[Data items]
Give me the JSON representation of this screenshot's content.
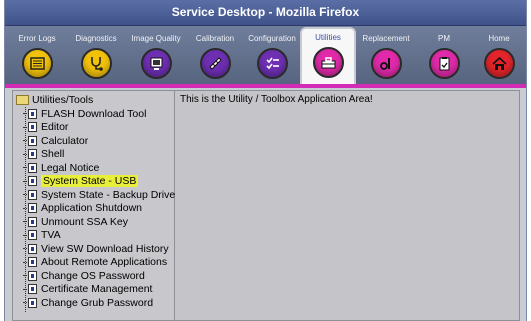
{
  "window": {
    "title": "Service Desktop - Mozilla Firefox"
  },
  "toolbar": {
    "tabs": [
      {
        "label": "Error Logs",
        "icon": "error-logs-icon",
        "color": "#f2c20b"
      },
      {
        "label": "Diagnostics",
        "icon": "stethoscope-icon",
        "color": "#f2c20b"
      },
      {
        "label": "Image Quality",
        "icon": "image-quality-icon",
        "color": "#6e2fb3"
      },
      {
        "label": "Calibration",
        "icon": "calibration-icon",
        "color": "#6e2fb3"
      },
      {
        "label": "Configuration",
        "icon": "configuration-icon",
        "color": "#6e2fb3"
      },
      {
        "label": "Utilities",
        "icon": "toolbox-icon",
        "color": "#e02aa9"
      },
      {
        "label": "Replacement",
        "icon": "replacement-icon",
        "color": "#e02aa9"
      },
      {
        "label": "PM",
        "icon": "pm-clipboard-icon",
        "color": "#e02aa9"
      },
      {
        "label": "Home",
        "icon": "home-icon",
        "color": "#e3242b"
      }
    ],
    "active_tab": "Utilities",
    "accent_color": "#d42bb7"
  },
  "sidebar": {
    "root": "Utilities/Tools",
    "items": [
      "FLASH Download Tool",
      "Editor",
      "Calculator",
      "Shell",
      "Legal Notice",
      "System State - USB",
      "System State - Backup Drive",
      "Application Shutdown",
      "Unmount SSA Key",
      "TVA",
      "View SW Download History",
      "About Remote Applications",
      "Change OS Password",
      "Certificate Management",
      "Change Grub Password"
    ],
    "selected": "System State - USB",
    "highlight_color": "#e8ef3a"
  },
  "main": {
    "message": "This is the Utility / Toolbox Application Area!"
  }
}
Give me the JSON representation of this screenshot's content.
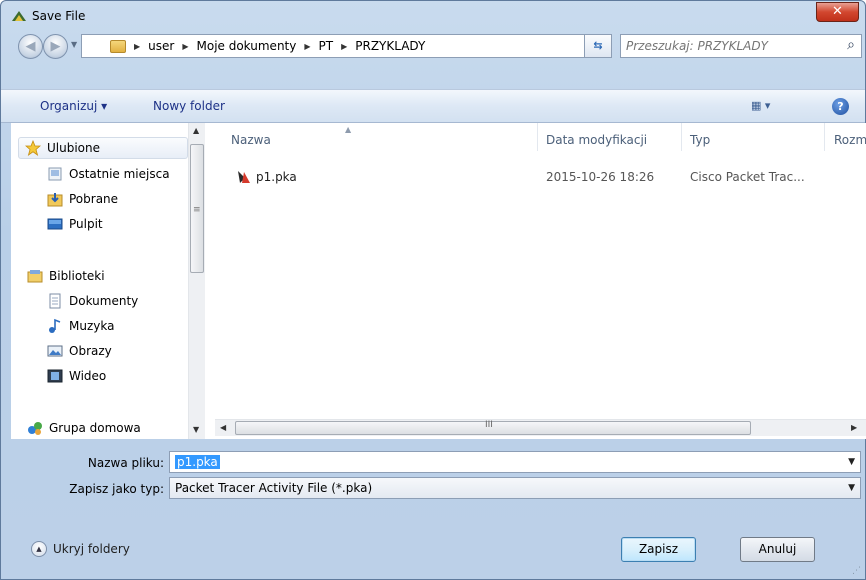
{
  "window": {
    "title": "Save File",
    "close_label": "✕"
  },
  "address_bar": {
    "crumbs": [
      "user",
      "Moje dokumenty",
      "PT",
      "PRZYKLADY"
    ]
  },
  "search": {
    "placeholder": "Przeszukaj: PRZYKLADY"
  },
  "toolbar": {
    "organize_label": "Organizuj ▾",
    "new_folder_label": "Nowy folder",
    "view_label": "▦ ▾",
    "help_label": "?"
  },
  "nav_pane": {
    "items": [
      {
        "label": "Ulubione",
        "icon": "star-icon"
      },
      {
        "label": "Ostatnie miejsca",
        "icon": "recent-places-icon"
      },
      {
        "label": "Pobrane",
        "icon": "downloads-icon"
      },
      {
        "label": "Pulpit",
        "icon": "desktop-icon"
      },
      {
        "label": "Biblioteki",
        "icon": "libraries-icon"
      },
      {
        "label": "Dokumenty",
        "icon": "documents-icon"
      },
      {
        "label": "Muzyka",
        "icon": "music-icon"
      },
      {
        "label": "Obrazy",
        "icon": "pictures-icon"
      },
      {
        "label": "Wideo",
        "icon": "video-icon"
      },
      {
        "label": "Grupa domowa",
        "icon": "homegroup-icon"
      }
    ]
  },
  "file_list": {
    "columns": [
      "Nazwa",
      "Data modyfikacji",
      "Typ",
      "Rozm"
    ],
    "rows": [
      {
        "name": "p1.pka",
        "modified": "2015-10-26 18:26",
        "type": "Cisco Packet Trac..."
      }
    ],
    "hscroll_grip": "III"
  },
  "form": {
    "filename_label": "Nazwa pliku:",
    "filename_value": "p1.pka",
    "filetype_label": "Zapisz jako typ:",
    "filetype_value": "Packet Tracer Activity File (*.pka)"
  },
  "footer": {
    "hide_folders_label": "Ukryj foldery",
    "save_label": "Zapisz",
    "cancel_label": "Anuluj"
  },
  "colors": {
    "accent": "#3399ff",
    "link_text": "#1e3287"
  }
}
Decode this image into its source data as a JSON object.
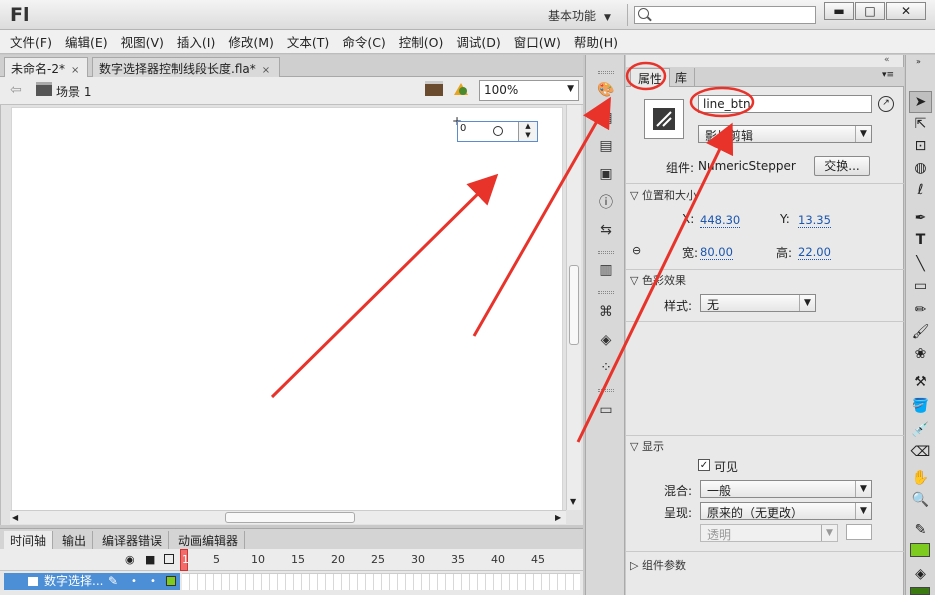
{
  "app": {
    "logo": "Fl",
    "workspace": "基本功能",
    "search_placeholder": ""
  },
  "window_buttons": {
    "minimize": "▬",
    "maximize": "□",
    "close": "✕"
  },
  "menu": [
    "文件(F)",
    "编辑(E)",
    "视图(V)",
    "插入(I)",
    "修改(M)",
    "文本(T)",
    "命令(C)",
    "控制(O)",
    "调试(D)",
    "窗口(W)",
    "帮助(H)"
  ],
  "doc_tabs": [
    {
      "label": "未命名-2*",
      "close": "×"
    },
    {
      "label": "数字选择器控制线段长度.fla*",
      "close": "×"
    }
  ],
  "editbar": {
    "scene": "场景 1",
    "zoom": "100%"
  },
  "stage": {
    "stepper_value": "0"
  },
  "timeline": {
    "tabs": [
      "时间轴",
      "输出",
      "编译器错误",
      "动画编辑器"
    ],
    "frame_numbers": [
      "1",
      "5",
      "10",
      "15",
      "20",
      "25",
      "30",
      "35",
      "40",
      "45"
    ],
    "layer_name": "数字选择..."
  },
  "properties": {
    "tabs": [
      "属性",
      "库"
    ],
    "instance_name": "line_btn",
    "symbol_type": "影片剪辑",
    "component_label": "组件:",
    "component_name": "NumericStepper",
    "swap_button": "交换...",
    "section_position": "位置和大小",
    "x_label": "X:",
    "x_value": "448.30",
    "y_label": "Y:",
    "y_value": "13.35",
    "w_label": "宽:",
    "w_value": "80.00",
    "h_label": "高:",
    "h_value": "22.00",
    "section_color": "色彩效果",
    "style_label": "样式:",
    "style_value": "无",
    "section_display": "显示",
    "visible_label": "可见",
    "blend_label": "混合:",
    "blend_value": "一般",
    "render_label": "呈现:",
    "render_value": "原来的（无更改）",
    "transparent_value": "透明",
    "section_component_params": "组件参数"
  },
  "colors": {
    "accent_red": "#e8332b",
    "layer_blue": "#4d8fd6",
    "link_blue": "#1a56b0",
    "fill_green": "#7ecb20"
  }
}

▶ [Your objective]:
Copy the material above in full and exactly, skipping pictures.

▶ [Task result]:
Give me the JSON representation of this screenshot's content.
{
  "window": {
    "title": "Service Desktop - Mozilla Firefox"
  },
  "toolbar": {
    "tabs": [
      {
        "label": "Error Logs",
        "icon": "error-logs-icon",
        "color": "#f2c20b"
      },
      {
        "label": "Diagnostics",
        "icon": "stethoscope-icon",
        "color": "#f2c20b"
      },
      {
        "label": "Image Quality",
        "icon": "image-quality-icon",
        "color": "#6e2fb3"
      },
      {
        "label": "Calibration",
        "icon": "calibration-icon",
        "color": "#6e2fb3"
      },
      {
        "label": "Configuration",
        "icon": "configuration-icon",
        "color": "#6e2fb3"
      },
      {
        "label": "Utilities",
        "icon": "toolbox-icon",
        "color": "#e02aa9"
      },
      {
        "label": "Replacement",
        "icon": "replacement-icon",
        "color": "#e02aa9"
      },
      {
        "label": "PM",
        "icon": "pm-clipboard-icon",
        "color": "#e02aa9"
      },
      {
        "label": "Home",
        "icon": "home-icon",
        "color": "#e3242b"
      }
    ],
    "active_tab": "Utilities",
    "accent_color": "#d42bb7"
  },
  "sidebar": {
    "root": "Utilities/Tools",
    "items": [
      "FLASH Download Tool",
      "Editor",
      "Calculator",
      "Shell",
      "Legal Notice",
      "System State - USB",
      "System State - Backup Drive",
      "Application Shutdown",
      "Unmount SSA Key",
      "TVA",
      "View SW Download History",
      "About Remote Applications",
      "Change OS Password",
      "Certificate Management",
      "Change Grub Password"
    ],
    "selected": "System State - USB",
    "highlight_color": "#e8ef3a"
  },
  "main": {
    "message": "This is the Utility / Toolbox Application Area!"
  }
}
Give me the JSON representation of this screenshot's content.
{
  "window": {
    "title": "Save File",
    "close_label": "✕"
  },
  "address_bar": {
    "crumbs": [
      "user",
      "Moje dokumenty",
      "PT",
      "PRZYKLADY"
    ]
  },
  "search": {
    "placeholder": "Przeszukaj: PRZYKLADY"
  },
  "toolbar": {
    "organize_label": "Organizuj ▾",
    "new_folder_label": "Nowy folder",
    "view_label": "▦ ▾",
    "help_label": "?"
  },
  "nav_pane": {
    "items": [
      {
        "label": "Ulubione",
        "icon": "star-icon"
      },
      {
        "label": "Ostatnie miejsca",
        "icon": "recent-places-icon"
      },
      {
        "label": "Pobrane",
        "icon": "downloads-icon"
      },
      {
        "label": "Pulpit",
        "icon": "desktop-icon"
      },
      {
        "label": "Biblioteki",
        "icon": "libraries-icon"
      },
      {
        "label": "Dokumenty",
        "icon": "documents-icon"
      },
      {
        "label": "Muzyka",
        "icon": "music-icon"
      },
      {
        "label": "Obrazy",
        "icon": "pictures-icon"
      },
      {
        "label": "Wideo",
        "icon": "video-icon"
      },
      {
        "label": "Grupa domowa",
        "icon": "homegroup-icon"
      }
    ]
  },
  "file_list": {
    "columns": [
      "Nazwa",
      "Data modyfikacji",
      "Typ",
      "Rozm"
    ],
    "rows": [
      {
        "name": "p1.pka",
        "modified": "2015-10-26 18:26",
        "type": "Cisco Packet Trac..."
      }
    ],
    "hscroll_grip": "III"
  },
  "form": {
    "filename_label": "Nazwa pliku:",
    "filename_value": "p1.pka",
    "filetype_label": "Zapisz jako typ:",
    "filetype_value": "Packet Tracer Activity File (*.pka)"
  },
  "footer": {
    "hide_folders_label": "Ukryj foldery",
    "save_label": "Zapisz",
    "cancel_label": "Anuluj"
  },
  "colors": {
    "accent": "#3399ff",
    "link_text": "#1e3287"
  }
}
Decode this image into its source data as a JSON object.
{
  "app": {
    "logo": "Fl",
    "workspace": "基本功能",
    "search_placeholder": ""
  },
  "window_buttons": {
    "minimize": "▬",
    "maximize": "□",
    "close": "✕"
  },
  "menu": [
    "文件(F)",
    "编辑(E)",
    "视图(V)",
    "插入(I)",
    "修改(M)",
    "文本(T)",
    "命令(C)",
    "控制(O)",
    "调试(D)",
    "窗口(W)",
    "帮助(H)"
  ],
  "doc_tabs": [
    {
      "label": "未命名-2*",
      "close": "×"
    },
    {
      "label": "数字选择器控制线段长度.fla*",
      "close": "×"
    }
  ],
  "editbar": {
    "scene": "场景 1",
    "zoom": "100%"
  },
  "stage": {
    "stepper_value": "0"
  },
  "timeline": {
    "tabs": [
      "时间轴",
      "输出",
      "编译器错误",
      "动画编辑器"
    ],
    "frame_numbers": [
      "1",
      "5",
      "10",
      "15",
      "20",
      "25",
      "30",
      "35",
      "40",
      "45"
    ],
    "layer_name": "数字选择..."
  },
  "properties": {
    "tabs": [
      "属性",
      "库"
    ],
    "instance_name": "line_btn",
    "symbol_type": "影片剪辑",
    "component_label": "组件:",
    "component_name": "NumericStepper",
    "swap_button": "交换...",
    "section_position": "位置和大小",
    "x_label": "X:",
    "x_value": "448.30",
    "y_label": "Y:",
    "y_value": "13.35",
    "w_label": "宽:",
    "w_value": "80.00",
    "h_label": "高:",
    "h_value": "22.00",
    "section_color": "色彩效果",
    "style_label": "样式:",
    "style_value": "无",
    "section_display": "显示",
    "visible_label": "可见",
    "blend_label": "混合:",
    "blend_value": "一般",
    "render_label": "呈现:",
    "render_value": "原来的（无更改）",
    "transparent_value": "透明",
    "section_component_params": "组件参数"
  },
  "colors": {
    "accent_red": "#e8332b",
    "layer_blue": "#4d8fd6",
    "link_blue": "#1a56b0",
    "fill_green": "#7ecb20"
  }
}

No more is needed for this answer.